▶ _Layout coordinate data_
--- --- ---
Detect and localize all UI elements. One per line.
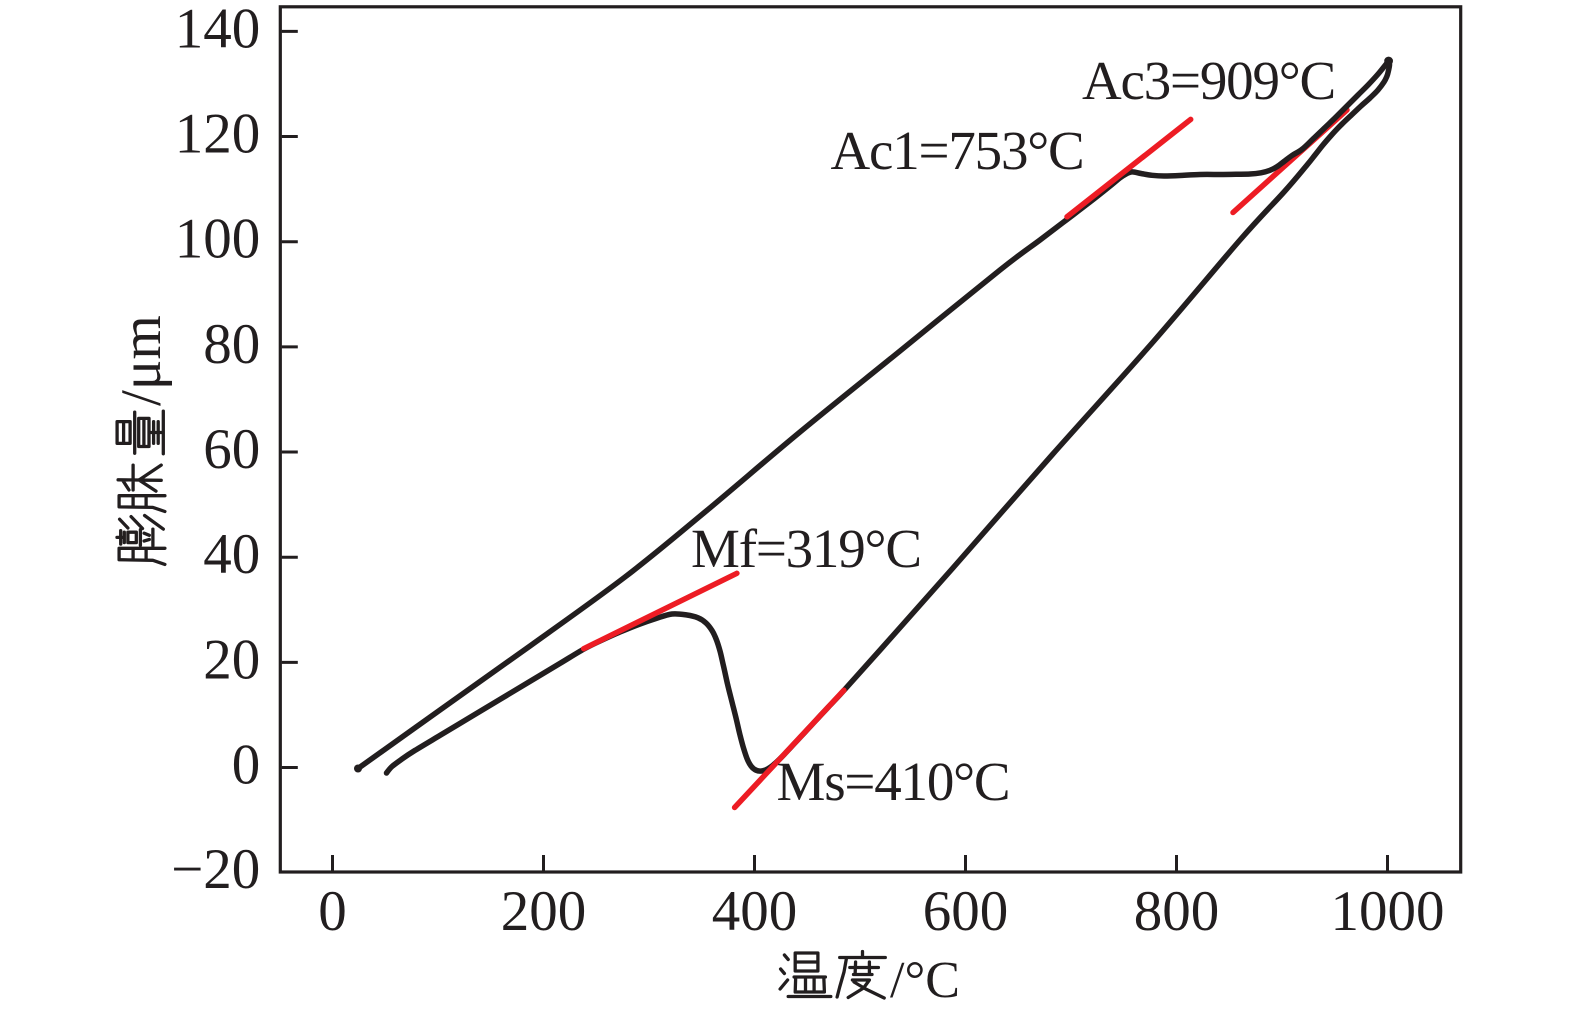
svg-text:−20: −20 [171, 838, 260, 901]
svg-text:800: 800 [1134, 880, 1220, 943]
svg-text:Ac1=753°C: Ac1=753°C [831, 120, 1084, 181]
svg-text:Mf=319°C: Mf=319°C [691, 518, 921, 579]
svg-text:40: 40 [203, 523, 260, 586]
svg-text:80: 80 [203, 313, 260, 376]
svg-text:/°C: /°C [890, 952, 960, 1009]
svg-text:Ms=410°C: Ms=410°C [777, 751, 1010, 812]
svg-text:0: 0 [318, 880, 347, 943]
svg-text:200: 200 [501, 880, 587, 943]
svg-text:20: 20 [203, 628, 260, 691]
svg-text:1000: 1000 [1331, 880, 1445, 943]
svg-text:60: 60 [203, 418, 260, 481]
svg-text:100: 100 [175, 208, 261, 271]
svg-text:Ac3=909°C: Ac3=909°C [1082, 50, 1335, 111]
svg-text:120: 120 [175, 103, 261, 166]
svg-text:140: 140 [175, 0, 261, 60]
svg-text:600: 600 [923, 880, 1009, 943]
svg-text:400: 400 [712, 880, 798, 943]
svg-text:0: 0 [232, 734, 261, 797]
svg-text:/μm: /μm [110, 315, 173, 406]
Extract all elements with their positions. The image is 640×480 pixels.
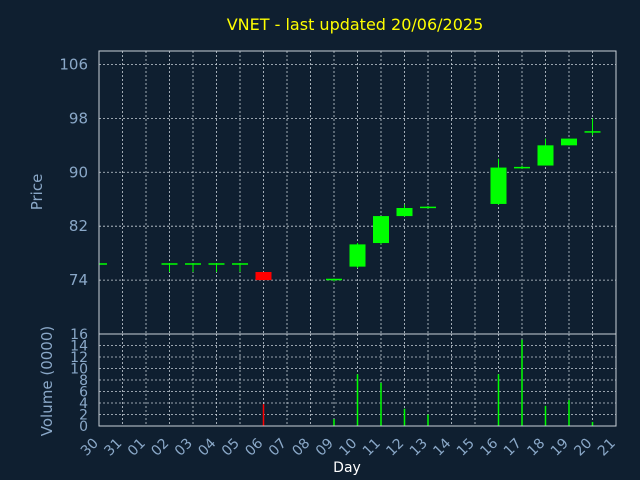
day-axis-label: Day (333, 460, 361, 476)
price-axis-label: Price (28, 174, 46, 211)
candle-body (561, 138, 577, 146)
day-tick-label: 08 (289, 436, 313, 460)
day-tick-label: 06 (242, 435, 266, 459)
day-tick-label: 01 (125, 436, 149, 460)
volume-bar (380, 382, 382, 426)
candle-body (584, 131, 601, 133)
price-tick-label: 74 (69, 271, 88, 289)
day-tick-label: 19 (548, 436, 572, 460)
volume-tick-label: 12 (70, 350, 88, 366)
day-tick-label: 30 (78, 436, 102, 460)
candle-body (99, 263, 107, 265)
day-tick-label: 31 (101, 436, 125, 460)
day-tick-label: 12 (383, 436, 407, 460)
day-tick-label: 04 (195, 435, 219, 459)
day-tick-label: 14 (430, 435, 454, 459)
price-tick-label: 82 (69, 217, 88, 235)
candle-body (185, 263, 201, 265)
candle-body (514, 166, 530, 169)
day-tick-label: 03 (172, 436, 196, 460)
candle-body (161, 263, 178, 265)
volume-bar (356, 374, 359, 426)
candles (99, 118, 601, 282)
volume-bar (591, 421, 594, 426)
volume-tick-label: 4 (79, 396, 88, 412)
volume-bars (262, 339, 594, 426)
day-tick-label: 18 (524, 436, 548, 460)
volume-bar (497, 374, 500, 426)
volume-bar (262, 404, 265, 426)
volume-bar (403, 408, 406, 426)
price-grid (99, 51, 616, 334)
volume-tick-label: 6 (79, 385, 88, 401)
volume-tick-label: 14 (70, 339, 88, 355)
candle-body (349, 244, 366, 267)
volume-tick-label: 0 (79, 419, 88, 435)
volume-bar (568, 400, 570, 426)
candle-body (373, 216, 389, 244)
volume-bar (427, 414, 429, 426)
volume-bar (333, 419, 335, 426)
day-tick-label: 20 (571, 436, 595, 460)
candle-body (490, 167, 507, 204)
day-tick-label: 11 (360, 436, 384, 460)
volume-bar (521, 339, 523, 426)
volume-tick-label: 16 (70, 327, 88, 343)
price-tick-label: 106 (59, 55, 88, 73)
volume-tick-label: 8 (79, 373, 88, 389)
candle-body (255, 272, 272, 281)
candle-body (326, 278, 342, 281)
price-tick-label: 90 (69, 163, 88, 181)
candle-body (232, 263, 248, 265)
day-tick-label: 07 (266, 436, 290, 460)
candle-body (396, 207, 413, 217)
price-tick-label: 98 (69, 109, 88, 127)
day-tick-label: 16 (477, 435, 501, 459)
day-tick-label: 10 (336, 436, 360, 460)
volume-axis-label: Volume (0000) (38, 326, 56, 436)
volume-tick-label: 10 (70, 362, 88, 378)
volume-bar (544, 405, 547, 426)
day-tick-label: 05 (219, 436, 243, 460)
chart-title: VNET - last updated 20/06/2025 (227, 15, 484, 34)
day-tick-label: 21 (595, 436, 619, 460)
day-tick-label: 13 (407, 436, 431, 460)
day-tick-label: 09 (313, 436, 337, 460)
candle-body (208, 263, 225, 265)
day-tick-label: 15 (454, 436, 478, 460)
volume-panel-frame (98, 333, 617, 427)
candle-body (537, 145, 554, 166)
volume-tick-label: 2 (79, 408, 88, 424)
candle-body (420, 206, 436, 209)
day-tick-label: 17 (501, 436, 525, 460)
day-tick-label: 02 (148, 436, 172, 460)
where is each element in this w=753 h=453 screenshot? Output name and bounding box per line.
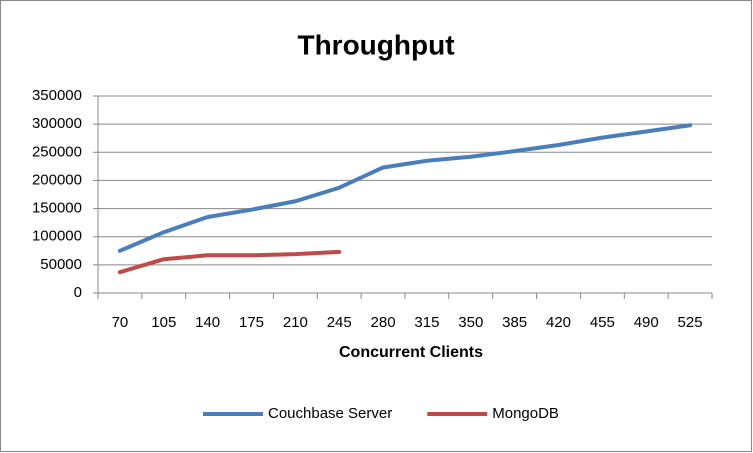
x-tick-label: 490	[634, 314, 659, 331]
legend-label: Couchbase Server	[268, 405, 392, 422]
y-tick-label: 250000	[32, 143, 82, 160]
y-tick-label: 150000	[32, 200, 82, 217]
x-tick-label: 350	[458, 314, 483, 331]
x-tick-label: 280	[371, 314, 396, 331]
x-tick-label: 70	[112, 314, 129, 331]
x-tick-label: 140	[195, 314, 220, 331]
chart-title: Throughput	[297, 29, 454, 60]
x-tick-label: 210	[283, 314, 308, 331]
series-line	[117, 249, 342, 275]
x-axis-title: Concurrent Clients	[339, 344, 483, 361]
x-tick-label: 525	[678, 314, 703, 331]
x-tick-label: 105	[151, 314, 176, 331]
legend-label: MongoDB	[492, 405, 559, 422]
x-tick-label: 420	[546, 314, 571, 331]
x-tick-label: 175	[239, 314, 264, 331]
y-tick-label: 100000	[32, 228, 82, 245]
series-line	[117, 123, 693, 253]
y-tick-label: 50000	[40, 256, 82, 273]
y-tick-label: 300000	[32, 115, 82, 132]
y-tick-label: 0	[74, 284, 82, 301]
x-tick-label: 315	[414, 314, 439, 331]
x-tick-label: 245	[327, 314, 352, 331]
y-tick-label: 200000	[32, 171, 82, 188]
x-tick-label: 385	[502, 314, 527, 331]
y-tick-label: 350000	[32, 87, 82, 104]
x-tick-label: 455	[590, 314, 615, 331]
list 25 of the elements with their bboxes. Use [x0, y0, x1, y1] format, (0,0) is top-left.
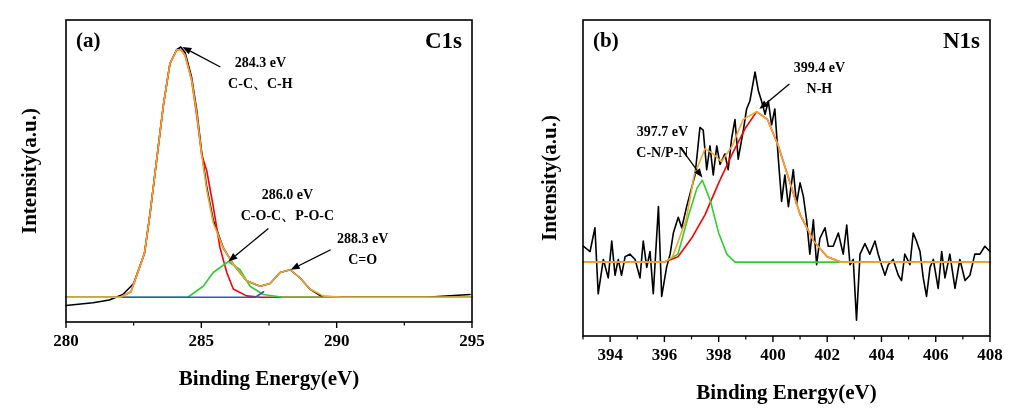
x-axis-title: Binding Energy(eV)	[178, 366, 360, 390]
x-tick-label: 408	[977, 345, 1003, 364]
x-tick-label: 406	[922, 345, 949, 364]
x-tick-label: 290	[323, 331, 350, 350]
chart-title: C1s	[424, 28, 463, 53]
x-tick-label: 398	[705, 345, 732, 364]
x-tick-label: 280	[53, 331, 79, 350]
text: (b)	[593, 28, 619, 52]
x-tick-label: 404	[868, 345, 895, 364]
y-axis-title: Intensity(a.u.)	[17, 107, 41, 235]
x-tick-label: 394	[597, 345, 624, 364]
annotation: 284.3 eV C-C、C-H	[228, 55, 293, 91]
x-tick-label: 396	[651, 345, 678, 364]
annotation: 286.0 eV C-O-C、P-O-C	[240, 186, 335, 223]
x-tick-label: 295	[459, 331, 485, 350]
chart-title: N1s	[942, 28, 981, 53]
x-axis-title: Binding Energy(eV)	[696, 380, 877, 404]
x-tick-label: 400	[760, 345, 786, 364]
annotation: 397.7 eV C-N/P-N	[636, 123, 689, 160]
y-axis-title: Intensity(a.u.)	[537, 114, 561, 242]
x-tick-label: 285	[188, 331, 215, 350]
annotation: (a)	[76, 28, 101, 52]
annotation: 288.3 eV C=O	[336, 230, 389, 267]
x-tick-label: 402	[814, 345, 840, 364]
annotation: 399.4 eV N-H	[793, 59, 846, 96]
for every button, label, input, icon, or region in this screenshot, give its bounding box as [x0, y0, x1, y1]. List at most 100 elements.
--- --- ---
▶ _Exercise brief_
Repeat the lines from the line with "svg-text:−20: −20 [171, 838, 260, 901]" to the line with "Extract all elements", both included, exactly as they appear.

▶ _Exercise answer_
svg-text:−20: −20 [171, 838, 260, 901]
svg-text:800: 800 [1134, 880, 1220, 943]
svg-text:Ac1=753°C: Ac1=753°C [831, 120, 1084, 181]
svg-text:Mf=319°C: Mf=319°C [691, 518, 921, 579]
svg-text:40: 40 [203, 523, 260, 586]
svg-text:80: 80 [203, 313, 260, 376]
svg-text:/°C: /°C [890, 952, 960, 1009]
svg-text:Ms=410°C: Ms=410°C [777, 751, 1010, 812]
svg-text:0: 0 [318, 880, 347, 943]
svg-text:200: 200 [501, 880, 587, 943]
svg-text:20: 20 [203, 628, 260, 691]
svg-text:1000: 1000 [1331, 880, 1445, 943]
svg-text:60: 60 [203, 418, 260, 481]
svg-text:100: 100 [175, 208, 261, 271]
svg-text:Ac3=909°C: Ac3=909°C [1082, 50, 1335, 111]
svg-text:120: 120 [175, 103, 261, 166]
svg-text:140: 140 [175, 0, 261, 60]
svg-text:600: 600 [923, 880, 1009, 943]
svg-text:400: 400 [712, 880, 798, 943]
svg-text:0: 0 [232, 734, 261, 797]
svg-text:/μm: /μm [110, 315, 173, 406]
Extract all elements with their positions. The image is 640×480 pixels.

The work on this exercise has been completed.